▶ DIRECTION
Will you output the entries below exactly, skipping every image they contain?

▶ MATERIAL PROVIDED

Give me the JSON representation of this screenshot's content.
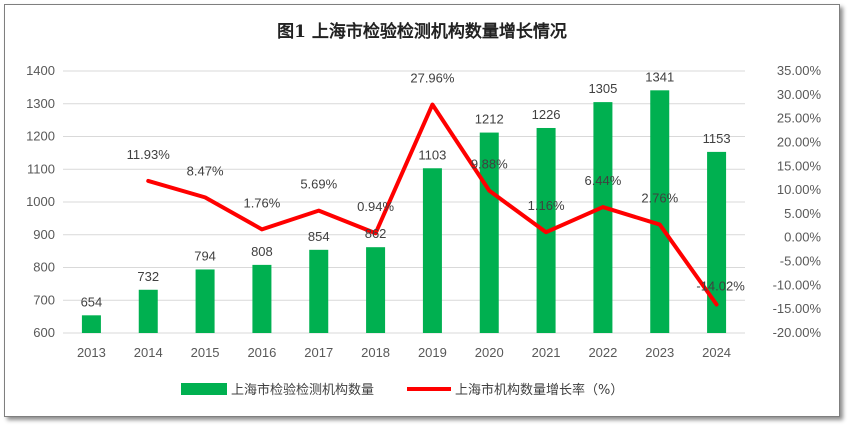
{
  "chart_data": {
    "type": "bar+line",
    "title": "图1 上海市检验检测机构数量增长情况",
    "categories": [
      "2013",
      "2014",
      "2015",
      "2016",
      "2017",
      "2018",
      "2019",
      "2020",
      "2021",
      "2022",
      "2023",
      "2024"
    ],
    "series": [
      {
        "name": "上海市检验检测机构数量",
        "type": "bar",
        "axis": "left",
        "color": "#00b050",
        "values": [
          654,
          732,
          794,
          808,
          854,
          862,
          1103,
          1212,
          1226,
          1305,
          1341,
          1153
        ],
        "labels": [
          "654",
          "732",
          "794",
          "808",
          "854",
          "862",
          "1103",
          "1212",
          "1226",
          "1305",
          "1341",
          "1153"
        ]
      },
      {
        "name": "上海市机构数量增长率（%）",
        "type": "line",
        "axis": "right",
        "color": "#ff0000",
        "values": [
          null,
          11.93,
          8.47,
          1.76,
          5.69,
          0.94,
          27.96,
          9.88,
          1.16,
          6.44,
          2.76,
          -14.02
        ],
        "labels": [
          "",
          "11.93%",
          "8.47%",
          "1.76%",
          "5.69%",
          "0.94%",
          "27.96%",
          "9.88%",
          "1.16%",
          "6.44%",
          "2.76%",
          "-14.02%"
        ]
      }
    ],
    "y_left": {
      "min": 600,
      "max": 1400,
      "step": 100,
      "ticks": [
        "600",
        "700",
        "800",
        "900",
        "1000",
        "1100",
        "1200",
        "1300",
        "1400"
      ]
    },
    "y_right": {
      "min": -20,
      "max": 35,
      "step": 5,
      "ticks": [
        "-20.00%",
        "-15.00%",
        "-10.00%",
        "-5.00%",
        "0.00%",
        "5.00%",
        "10.00%",
        "15.00%",
        "20.00%",
        "25.00%",
        "30.00%",
        "35.00%"
      ]
    },
    "grid": true,
    "legend": "bottom"
  }
}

▶ REPLY
Give me the JSON representation of this screenshot's content.
{
  "chart_data": {
    "type": "bar+line",
    "title": "图1 上海市检验检测机构数量增长情况",
    "categories": [
      "2013",
      "2014",
      "2015",
      "2016",
      "2017",
      "2018",
      "2019",
      "2020",
      "2021",
      "2022",
      "2023",
      "2024"
    ],
    "series": [
      {
        "name": "上海市检验检测机构数量",
        "type": "bar",
        "axis": "left",
        "color": "#00b050",
        "values": [
          654,
          732,
          794,
          808,
          854,
          862,
          1103,
          1212,
          1226,
          1305,
          1341,
          1153
        ],
        "labels": [
          "654",
          "732",
          "794",
          "808",
          "854",
          "862",
          "1103",
          "1212",
          "1226",
          "1305",
          "1341",
          "1153"
        ]
      },
      {
        "name": "上海市机构数量增长率（%）",
        "type": "line",
        "axis": "right",
        "color": "#ff0000",
        "values": [
          null,
          11.93,
          8.47,
          1.76,
          5.69,
          0.94,
          27.96,
          9.88,
          1.16,
          6.44,
          2.76,
          -14.02
        ],
        "labels": [
          "",
          "11.93%",
          "8.47%",
          "1.76%",
          "5.69%",
          "0.94%",
          "27.96%",
          "9.88%",
          "1.16%",
          "6.44%",
          "2.76%",
          "-14.02%"
        ]
      }
    ],
    "y_left": {
      "min": 600,
      "max": 1400,
      "step": 100,
      "ticks": [
        "600",
        "700",
        "800",
        "900",
        "1000",
        "1100",
        "1200",
        "1300",
        "1400"
      ]
    },
    "y_right": {
      "min": -20,
      "max": 35,
      "step": 5,
      "ticks": [
        "-20.00%",
        "-15.00%",
        "-10.00%",
        "-5.00%",
        "0.00%",
        "5.00%",
        "10.00%",
        "15.00%",
        "20.00%",
        "25.00%",
        "30.00%",
        "35.00%"
      ]
    },
    "grid": true,
    "legend": "bottom"
  }
}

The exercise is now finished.